= What is needed =
Reproduce each item below word for word, leaving out the pictures.

::::::::

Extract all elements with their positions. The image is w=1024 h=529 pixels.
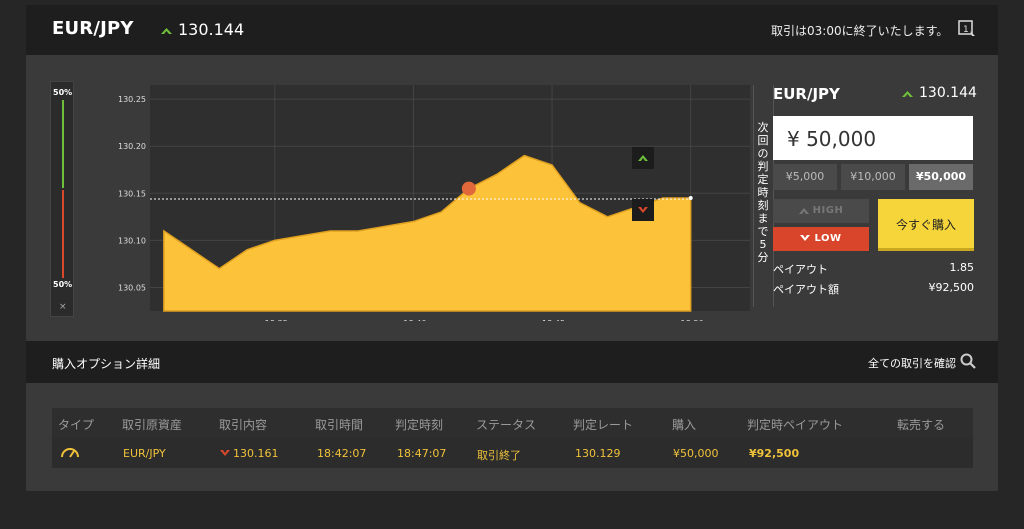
window-icon[interactable]: 1 bbox=[958, 19, 976, 39]
row-content-value: 130.161 bbox=[233, 447, 279, 460]
panel-price-value: 130.144 bbox=[919, 85, 977, 101]
row-judgment-rate: 130.129 bbox=[575, 447, 621, 460]
col-trade-time: 取引時間 bbox=[315, 418, 364, 432]
table-row[interactable]: EUR/JPY 130.161 18:42:07 18:47:07 取引終了 1… bbox=[52, 438, 973, 468]
header-price-value: 130.144 bbox=[178, 20, 245, 39]
y-tick-label: 130.10 bbox=[118, 236, 146, 245]
x-tick-label: 18:50 bbox=[681, 319, 704, 321]
payout-value: 1.85 bbox=[949, 261, 975, 274]
low-button[interactable]: LOW bbox=[773, 227, 869, 251]
x-tick-label: 18:45 bbox=[542, 319, 565, 321]
trading-panel: EUR/JPY 130.144 取引は03:00に終了いたします。 1 50% … bbox=[26, 5, 998, 491]
col-resell: 転売する bbox=[897, 418, 946, 432]
gauge-icon bbox=[61, 448, 79, 458]
pair-title: EUR/JPY bbox=[52, 18, 134, 39]
row-payout: ¥92,500 bbox=[749, 447, 800, 460]
search-icon[interactable] bbox=[960, 353, 976, 369]
x-tick-label: 18:40 bbox=[403, 319, 426, 321]
y-tick-label: 130.15 bbox=[118, 189, 146, 198]
y-tick-label: 130.05 bbox=[118, 283, 146, 292]
row-judgment-time: 18:47:07 bbox=[397, 447, 447, 460]
preset-5000[interactable]: ¥5,000 bbox=[773, 164, 837, 190]
next-judgment-label: 次回の判定時刻まで5分 bbox=[757, 121, 769, 264]
entry-marker bbox=[461, 181, 476, 196]
row-purchase: ¥50,000 bbox=[673, 447, 719, 460]
top-bar: EUR/JPY 130.144 取引は03:00に終了いたします。 1 bbox=[26, 5, 998, 55]
preset-50000[interactable]: ¥50,000 bbox=[909, 164, 973, 190]
row-status: 取引終了 bbox=[477, 449, 521, 462]
col-asset: 取引原資産 bbox=[122, 418, 183, 432]
payout-amount-value: ¥92,500 bbox=[928, 281, 975, 294]
up-arrow-icon bbox=[161, 27, 172, 34]
down-arrow-icon bbox=[638, 207, 648, 213]
chart-low-button[interactable] bbox=[632, 199, 654, 221]
col-judgment-time: 判定時刻 bbox=[395, 418, 444, 432]
divider bbox=[753, 85, 754, 307]
closing-notice: 取引は03:00に終了いたします。 bbox=[771, 24, 949, 38]
panel-pair: EUR/JPY bbox=[773, 85, 840, 103]
payout-amount-label: ペイアウト額 bbox=[773, 283, 839, 296]
details-title: 購入オプション詳細 bbox=[52, 357, 161, 371]
high-label: HIGH bbox=[812, 205, 844, 216]
col-payout: 判定時ペイアウト bbox=[747, 418, 844, 432]
details-header: 購入オプション詳細 全ての取引を確認 bbox=[26, 341, 998, 383]
col-purchase: 購入 bbox=[672, 418, 697, 432]
y-tick-label: 130.20 bbox=[118, 142, 146, 151]
preset-10000[interactable]: ¥10,000 bbox=[841, 164, 905, 190]
y-tick-label: 130.25 bbox=[118, 95, 146, 104]
x-tick-label: 18:35 bbox=[265, 319, 288, 321]
chart-high-button[interactable] bbox=[632, 147, 654, 169]
col-status: ステータス bbox=[476, 418, 537, 432]
up-arrow-icon bbox=[798, 208, 809, 214]
down-arrow-icon bbox=[220, 450, 230, 456]
low-label: LOW bbox=[814, 233, 842, 244]
col-type: タイプ bbox=[58, 418, 95, 432]
svg-text:1: 1 bbox=[963, 25, 969, 35]
table-header: タイプ 取引原資産 取引内容 取引時間 判定時刻 ステータス 判定レート 購入 … bbox=[52, 408, 973, 438]
buy-now-button[interactable]: 今すぐ購入 bbox=[878, 199, 974, 251]
current-point bbox=[688, 196, 693, 200]
payout-label: ペイアウト bbox=[773, 263, 828, 276]
up-arrow-icon bbox=[638, 155, 648, 161]
header-price: 130.144 bbox=[161, 20, 244, 39]
price-chart: 50% 50% × 130.25 130.20 130.15 130.10 130.05… bbox=[50, 81, 774, 321]
amount-input[interactable]: ¥ 50,000 bbox=[773, 116, 973, 160]
high-button[interactable]: HIGH bbox=[773, 199, 869, 223]
down-arrow-icon bbox=[800, 235, 811, 241]
row-trade-time: 18:42:07 bbox=[317, 447, 367, 460]
col-content: 取引内容 bbox=[219, 418, 268, 432]
view-all-trades-link[interactable]: 全ての取引を確認 bbox=[868, 355, 956, 371]
panel-price: 130.144 bbox=[902, 85, 977, 101]
up-arrow-icon bbox=[902, 91, 913, 97]
row-content: 130.161 bbox=[220, 447, 279, 460]
col-judgment-rate: 判定レート bbox=[573, 418, 634, 432]
row-asset: EUR/JPY bbox=[123, 447, 166, 460]
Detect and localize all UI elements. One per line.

::::::::

= Response below =
Extract all elements with their positions. The image is w=1024 h=529 pixels.
window-icon[interactable]: 1 bbox=[958, 19, 976, 39]
row-content-value: 130.161 bbox=[233, 447, 279, 460]
panel-price-value: 130.144 bbox=[919, 85, 977, 101]
row-judgment-rate: 130.129 bbox=[575, 447, 621, 460]
col-trade-time: 取引時間 bbox=[315, 418, 364, 432]
table-row[interactable]: EUR/JPY 130.161 18:42:07 18:47:07 取引終了 1… bbox=[52, 438, 973, 468]
header-price-value: 130.144 bbox=[178, 20, 245, 39]
y-tick-label: 130.10 bbox=[118, 236, 146, 245]
x-tick-label: 18:50 bbox=[681, 319, 704, 321]
payout-value: 1.85 bbox=[949, 261, 975, 274]
low-button[interactable]: LOW bbox=[773, 227, 869, 251]
x-tick-label: 18:45 bbox=[542, 319, 565, 321]
trading-panel: EUR/JPY 130.144 取引は03:00に終了いたします。 1 50% … bbox=[26, 5, 998, 491]
col-resell: 転売する bbox=[897, 418, 946, 432]
gauge-icon bbox=[61, 448, 79, 458]
pair-title: EUR/JPY bbox=[52, 18, 134, 39]
row-payout: ¥92,500 bbox=[749, 447, 800, 460]
search-icon[interactable] bbox=[960, 353, 976, 369]
x-tick-label: 18:40 bbox=[403, 319, 426, 321]
y-tick-label: 130.15 bbox=[118, 189, 146, 198]
y-tick-label: 130.05 bbox=[118, 283, 146, 292]
row-judgment-time: 18:47:07 bbox=[397, 447, 447, 460]
preset-5000[interactable]: ¥5,000 bbox=[773, 164, 837, 190]
next-judgment-label: 次回の判定時刻まで5分 bbox=[757, 121, 769, 264]
entry-marker bbox=[461, 181, 476, 196]
row-purchase: ¥50,000 bbox=[673, 447, 719, 460]
top-bar: EUR/JPY 130.144 取引は03:00に終了いたします。 1 bbox=[26, 5, 998, 55]
preset-50000[interactable]: ¥50,000 bbox=[909, 164, 973, 190]
row-status: 取引終了 bbox=[477, 449, 521, 462]
col-asset: 取引原資産 bbox=[122, 418, 183, 432]
payout-amount-value: ¥92,500 bbox=[928, 281, 975, 294]
up-arrow-icon bbox=[161, 27, 172, 34]
down-arrow-icon bbox=[638, 207, 648, 213]
chart-low-button[interactable] bbox=[632, 199, 654, 221]
col-judgment-time: 判定時刻 bbox=[395, 418, 444, 432]
divider bbox=[753, 85, 754, 307]
closing-notice: 取引は03:00に終了いたします。 bbox=[771, 24, 949, 38]
panel-pair: EUR/JPY bbox=[773, 85, 840, 103]
payout-amount-label: ペイアウト額 bbox=[773, 283, 839, 296]
details-title: 購入オプション詳細 bbox=[52, 357, 161, 371]
high-label: HIGH bbox=[812, 205, 844, 216]
col-payout: 判定時ペイアウト bbox=[747, 418, 844, 432]
details-header: 購入オプション詳細 全ての取引を確認 bbox=[26, 341, 998, 383]
col-purchase: 購入 bbox=[672, 418, 697, 432]
y-tick-label: 130.20 bbox=[118, 142, 146, 151]
preset-10000[interactable]: ¥10,000 bbox=[841, 164, 905, 190]
y-tick-label: 130.25 bbox=[118, 95, 146, 104]
x-tick-label: 18:35 bbox=[265, 319, 288, 321]
chart-high-button[interactable] bbox=[632, 147, 654, 169]
col-status: ステータス bbox=[476, 418, 537, 432]
up-arrow-icon bbox=[798, 208, 809, 214]
down-arrow-icon bbox=[220, 450, 230, 456]
low-label: LOW bbox=[814, 233, 842, 244]
col-type: タイプ bbox=[58, 418, 95, 432]
svg-text:1: 1 bbox=[963, 25, 969, 35]
table-header: タイプ 取引原資産 取引内容 取引時間 判定時刻 ステータス 判定レート 購入 … bbox=[52, 408, 973, 438]
buy-now-button[interactable]: 今すぐ購入 bbox=[878, 199, 974, 251]
current-point bbox=[688, 196, 693, 200]
payout-label: ペイアウト bbox=[773, 263, 828, 276]
up-arrow-icon bbox=[638, 155, 648, 161]
header-price: 130.144 bbox=[161, 20, 244, 39]
price-chart: 50% 50% × 130.25 130.20 130.15 130.10 130.05… bbox=[50, 81, 774, 321]
amount-input[interactable]: ¥ 50,000 bbox=[773, 116, 973, 160]
high-button[interactable]: HIGH bbox=[773, 199, 869, 223]
down-arrow-icon bbox=[800, 235, 811, 241]
row-trade-time: 18:42:07 bbox=[317, 447, 367, 460]
col-content: 取引内容 bbox=[219, 418, 268, 432]
view-all-trades-link[interactable]: 全ての取引を確認 bbox=[868, 355, 956, 371]
panel-price: 130.144 bbox=[902, 85, 977, 101]
up-arrow-icon bbox=[902, 91, 913, 97]
row-content: 130.161 bbox=[220, 447, 279, 460]
col-judgment-rate: 判定レート bbox=[573, 418, 634, 432]
row-asset: EUR/JPY bbox=[123, 447, 166, 460]
Detect and localize all UI elements. One per line.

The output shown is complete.